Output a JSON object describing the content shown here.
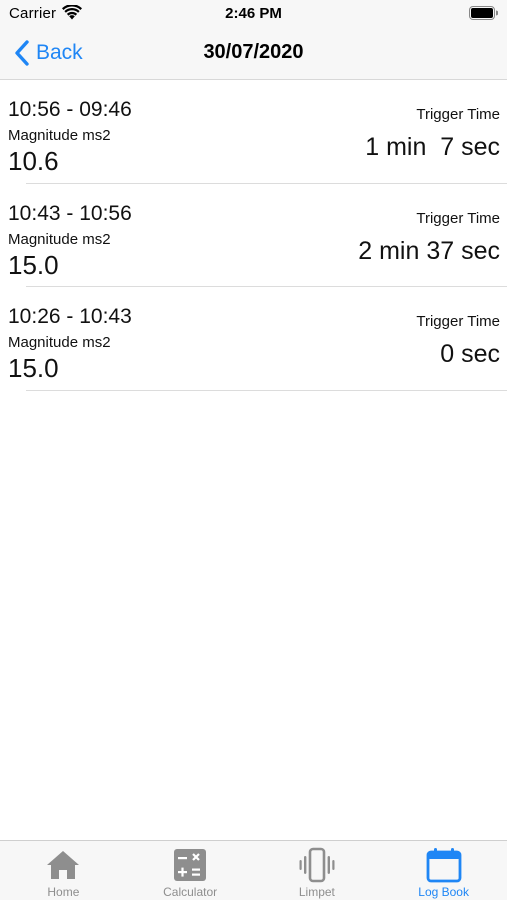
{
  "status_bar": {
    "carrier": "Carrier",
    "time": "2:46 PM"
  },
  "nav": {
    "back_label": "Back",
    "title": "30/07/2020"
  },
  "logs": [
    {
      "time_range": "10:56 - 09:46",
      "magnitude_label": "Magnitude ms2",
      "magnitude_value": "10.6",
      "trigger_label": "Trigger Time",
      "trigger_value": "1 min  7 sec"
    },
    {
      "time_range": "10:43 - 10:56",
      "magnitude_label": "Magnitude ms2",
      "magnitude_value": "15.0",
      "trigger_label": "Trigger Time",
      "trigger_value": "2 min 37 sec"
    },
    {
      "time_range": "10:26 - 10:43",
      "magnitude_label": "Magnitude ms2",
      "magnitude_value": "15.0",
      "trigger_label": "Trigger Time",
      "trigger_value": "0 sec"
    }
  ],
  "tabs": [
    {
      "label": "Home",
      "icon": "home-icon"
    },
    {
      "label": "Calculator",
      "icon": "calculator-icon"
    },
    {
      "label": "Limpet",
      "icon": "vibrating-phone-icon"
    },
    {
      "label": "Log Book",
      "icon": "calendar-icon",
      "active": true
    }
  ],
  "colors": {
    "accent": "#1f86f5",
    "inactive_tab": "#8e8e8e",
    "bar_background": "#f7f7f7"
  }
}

---

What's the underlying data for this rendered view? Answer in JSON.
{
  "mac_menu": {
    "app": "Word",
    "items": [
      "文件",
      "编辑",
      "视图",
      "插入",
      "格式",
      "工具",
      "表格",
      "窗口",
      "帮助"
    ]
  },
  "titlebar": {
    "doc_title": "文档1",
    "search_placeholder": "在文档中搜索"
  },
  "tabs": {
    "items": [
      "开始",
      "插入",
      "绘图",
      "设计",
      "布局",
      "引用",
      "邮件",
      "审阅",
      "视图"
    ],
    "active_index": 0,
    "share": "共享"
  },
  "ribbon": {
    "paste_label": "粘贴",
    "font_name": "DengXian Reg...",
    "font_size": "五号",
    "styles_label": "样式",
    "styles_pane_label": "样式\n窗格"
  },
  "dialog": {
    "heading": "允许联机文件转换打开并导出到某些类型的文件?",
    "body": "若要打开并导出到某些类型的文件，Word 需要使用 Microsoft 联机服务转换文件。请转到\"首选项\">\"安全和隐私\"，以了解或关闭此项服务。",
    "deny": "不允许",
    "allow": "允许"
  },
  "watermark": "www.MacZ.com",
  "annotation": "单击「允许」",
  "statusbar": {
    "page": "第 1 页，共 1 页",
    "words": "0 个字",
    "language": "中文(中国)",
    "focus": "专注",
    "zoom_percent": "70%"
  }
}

--

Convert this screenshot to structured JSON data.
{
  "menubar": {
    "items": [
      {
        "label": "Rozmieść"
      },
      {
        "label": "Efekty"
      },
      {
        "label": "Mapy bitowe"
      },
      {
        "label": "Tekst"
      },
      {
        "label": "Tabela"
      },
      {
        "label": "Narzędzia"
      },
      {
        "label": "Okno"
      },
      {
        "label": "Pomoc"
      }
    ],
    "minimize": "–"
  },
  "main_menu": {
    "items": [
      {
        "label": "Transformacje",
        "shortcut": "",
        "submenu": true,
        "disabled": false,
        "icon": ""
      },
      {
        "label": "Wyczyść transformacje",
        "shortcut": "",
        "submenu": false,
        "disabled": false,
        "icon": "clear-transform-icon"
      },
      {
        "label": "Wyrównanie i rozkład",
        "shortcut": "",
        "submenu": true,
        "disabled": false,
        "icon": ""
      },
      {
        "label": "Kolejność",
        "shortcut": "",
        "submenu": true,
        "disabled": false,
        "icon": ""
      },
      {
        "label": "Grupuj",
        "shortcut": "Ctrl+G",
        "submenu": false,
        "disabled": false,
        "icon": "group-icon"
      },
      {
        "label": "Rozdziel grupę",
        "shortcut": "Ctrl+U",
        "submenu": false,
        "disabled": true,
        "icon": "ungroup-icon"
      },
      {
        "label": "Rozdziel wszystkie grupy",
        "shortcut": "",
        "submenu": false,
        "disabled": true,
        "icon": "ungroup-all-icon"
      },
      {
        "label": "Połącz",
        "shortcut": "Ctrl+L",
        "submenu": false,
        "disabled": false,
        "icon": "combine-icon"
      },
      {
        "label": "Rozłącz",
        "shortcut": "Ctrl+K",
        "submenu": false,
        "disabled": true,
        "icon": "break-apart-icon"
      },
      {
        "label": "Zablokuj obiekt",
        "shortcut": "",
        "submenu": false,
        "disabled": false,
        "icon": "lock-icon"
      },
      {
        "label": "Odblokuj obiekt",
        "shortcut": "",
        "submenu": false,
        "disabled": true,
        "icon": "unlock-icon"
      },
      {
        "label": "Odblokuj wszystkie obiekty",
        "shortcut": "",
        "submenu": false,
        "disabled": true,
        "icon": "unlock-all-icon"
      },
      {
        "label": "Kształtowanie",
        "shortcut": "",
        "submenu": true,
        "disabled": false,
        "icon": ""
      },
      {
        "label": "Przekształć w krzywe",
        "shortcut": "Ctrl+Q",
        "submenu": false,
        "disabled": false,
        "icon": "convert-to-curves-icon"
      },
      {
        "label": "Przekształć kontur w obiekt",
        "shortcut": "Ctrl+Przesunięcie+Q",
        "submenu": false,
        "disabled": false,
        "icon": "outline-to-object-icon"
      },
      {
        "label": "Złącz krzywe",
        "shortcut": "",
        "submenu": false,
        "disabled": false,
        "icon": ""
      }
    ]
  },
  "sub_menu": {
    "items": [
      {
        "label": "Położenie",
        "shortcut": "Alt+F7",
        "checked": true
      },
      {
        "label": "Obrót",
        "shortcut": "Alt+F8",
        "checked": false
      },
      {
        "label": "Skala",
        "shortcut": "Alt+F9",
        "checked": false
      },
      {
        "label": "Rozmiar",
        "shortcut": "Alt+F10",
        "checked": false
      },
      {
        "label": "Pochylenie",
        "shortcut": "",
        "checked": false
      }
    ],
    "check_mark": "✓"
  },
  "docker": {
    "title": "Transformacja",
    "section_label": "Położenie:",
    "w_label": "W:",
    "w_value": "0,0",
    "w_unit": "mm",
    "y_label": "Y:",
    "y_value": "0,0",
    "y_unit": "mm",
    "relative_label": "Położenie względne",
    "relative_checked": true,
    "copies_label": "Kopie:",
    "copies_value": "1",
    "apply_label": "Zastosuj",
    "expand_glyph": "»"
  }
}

Work to complete. Identify all lines where the word "Ctrl" shows up. Copy them.

Completed task.
        "shortcut": "Ctrl+G",
        "shortcut": "Ctrl+U",
        "shortcut": "Ctrl+L",
        "shortcut": "Ctrl+K",
        "shortcut": "Ctrl+Q",
        "shortcut": "Ctrl+Przesunięcie+Q",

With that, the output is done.